**Problem requirements**
Would you output the whole listing below, exactly as it reads?

**Given records**
——
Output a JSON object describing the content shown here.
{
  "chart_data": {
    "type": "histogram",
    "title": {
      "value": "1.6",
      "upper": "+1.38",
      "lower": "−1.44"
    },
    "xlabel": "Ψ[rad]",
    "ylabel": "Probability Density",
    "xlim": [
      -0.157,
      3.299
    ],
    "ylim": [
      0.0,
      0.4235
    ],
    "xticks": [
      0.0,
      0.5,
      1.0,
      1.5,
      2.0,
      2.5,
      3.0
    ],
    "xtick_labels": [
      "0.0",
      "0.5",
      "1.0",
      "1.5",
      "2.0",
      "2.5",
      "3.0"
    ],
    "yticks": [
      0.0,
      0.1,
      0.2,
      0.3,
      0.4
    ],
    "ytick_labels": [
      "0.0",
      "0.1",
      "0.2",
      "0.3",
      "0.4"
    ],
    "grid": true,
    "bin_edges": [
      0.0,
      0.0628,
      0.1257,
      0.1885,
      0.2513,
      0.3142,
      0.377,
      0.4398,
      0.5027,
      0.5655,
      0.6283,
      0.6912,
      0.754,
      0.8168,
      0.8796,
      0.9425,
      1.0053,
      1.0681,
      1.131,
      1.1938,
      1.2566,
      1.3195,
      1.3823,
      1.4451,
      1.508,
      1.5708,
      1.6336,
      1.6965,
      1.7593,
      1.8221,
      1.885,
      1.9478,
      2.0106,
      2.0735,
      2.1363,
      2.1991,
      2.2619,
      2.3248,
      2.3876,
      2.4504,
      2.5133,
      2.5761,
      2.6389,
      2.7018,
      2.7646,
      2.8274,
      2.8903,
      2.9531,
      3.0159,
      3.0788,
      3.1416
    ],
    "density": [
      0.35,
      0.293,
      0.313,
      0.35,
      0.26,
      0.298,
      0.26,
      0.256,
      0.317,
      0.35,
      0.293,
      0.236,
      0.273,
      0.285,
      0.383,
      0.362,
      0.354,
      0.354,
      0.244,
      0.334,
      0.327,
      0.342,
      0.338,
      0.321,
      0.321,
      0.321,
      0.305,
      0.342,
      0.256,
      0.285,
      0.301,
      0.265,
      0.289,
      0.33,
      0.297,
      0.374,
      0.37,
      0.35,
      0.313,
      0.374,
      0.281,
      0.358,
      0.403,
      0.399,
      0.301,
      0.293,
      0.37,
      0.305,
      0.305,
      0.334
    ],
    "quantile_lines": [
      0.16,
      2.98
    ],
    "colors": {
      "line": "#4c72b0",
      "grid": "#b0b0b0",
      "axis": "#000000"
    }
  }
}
——
**Full response**
Output a JSON object describing the content shown here.
{
  "chart_data": {
    "type": "histogram",
    "title": {
      "value": "1.6",
      "upper": "+1.38",
      "lower": "−1.44"
    },
    "xlabel": "Ψ[rad]",
    "ylabel": "Probability Density",
    "xlim": [
      -0.157,
      3.299
    ],
    "ylim": [
      0.0,
      0.4235
    ],
    "xticks": [
      0.0,
      0.5,
      1.0,
      1.5,
      2.0,
      2.5,
      3.0
    ],
    "xtick_labels": [
      "0.0",
      "0.5",
      "1.0",
      "1.5",
      "2.0",
      "2.5",
      "3.0"
    ],
    "yticks": [
      0.0,
      0.1,
      0.2,
      0.3,
      0.4
    ],
    "ytick_labels": [
      "0.0",
      "0.1",
      "0.2",
      "0.3",
      "0.4"
    ],
    "grid": true,
    "bin_edges": [
      0.0,
      0.0628,
      0.1257,
      0.1885,
      0.2513,
      0.3142,
      0.377,
      0.4398,
      0.5027,
      0.5655,
      0.6283,
      0.6912,
      0.754,
      0.8168,
      0.8796,
      0.9425,
      1.0053,
      1.0681,
      1.131,
      1.1938,
      1.2566,
      1.3195,
      1.3823,
      1.4451,
      1.508,
      1.5708,
      1.6336,
      1.6965,
      1.7593,
      1.8221,
      1.885,
      1.9478,
      2.0106,
      2.0735,
      2.1363,
      2.1991,
      2.2619,
      2.3248,
      2.3876,
      2.4504,
      2.5133,
      2.5761,
      2.6389,
      2.7018,
      2.7646,
      2.8274,
      2.8903,
      2.9531,
      3.0159,
      3.0788,
      3.1416
    ],
    "density": [
      0.35,
      0.293,
      0.313,
      0.35,
      0.26,
      0.298,
      0.26,
      0.256,
      0.317,
      0.35,
      0.293,
      0.236,
      0.273,
      0.285,
      0.383,
      0.362,
      0.354,
      0.354,
      0.244,
      0.334,
      0.327,
      0.342,
      0.338,
      0.321,
      0.321,
      0.321,
      0.305,
      0.342,
      0.256,
      0.285,
      0.301,
      0.265,
      0.289,
      0.33,
      0.297,
      0.374,
      0.37,
      0.35,
      0.313,
      0.374,
      0.281,
      0.358,
      0.403,
      0.399,
      0.301,
      0.293,
      0.37,
      0.305,
      0.305,
      0.334
    ],
    "quantile_lines": [
      0.16,
      2.98
    ],
    "colors": {
      "line": "#4c72b0",
      "grid": "#b0b0b0",
      "axis": "#000000"
    }
  }
}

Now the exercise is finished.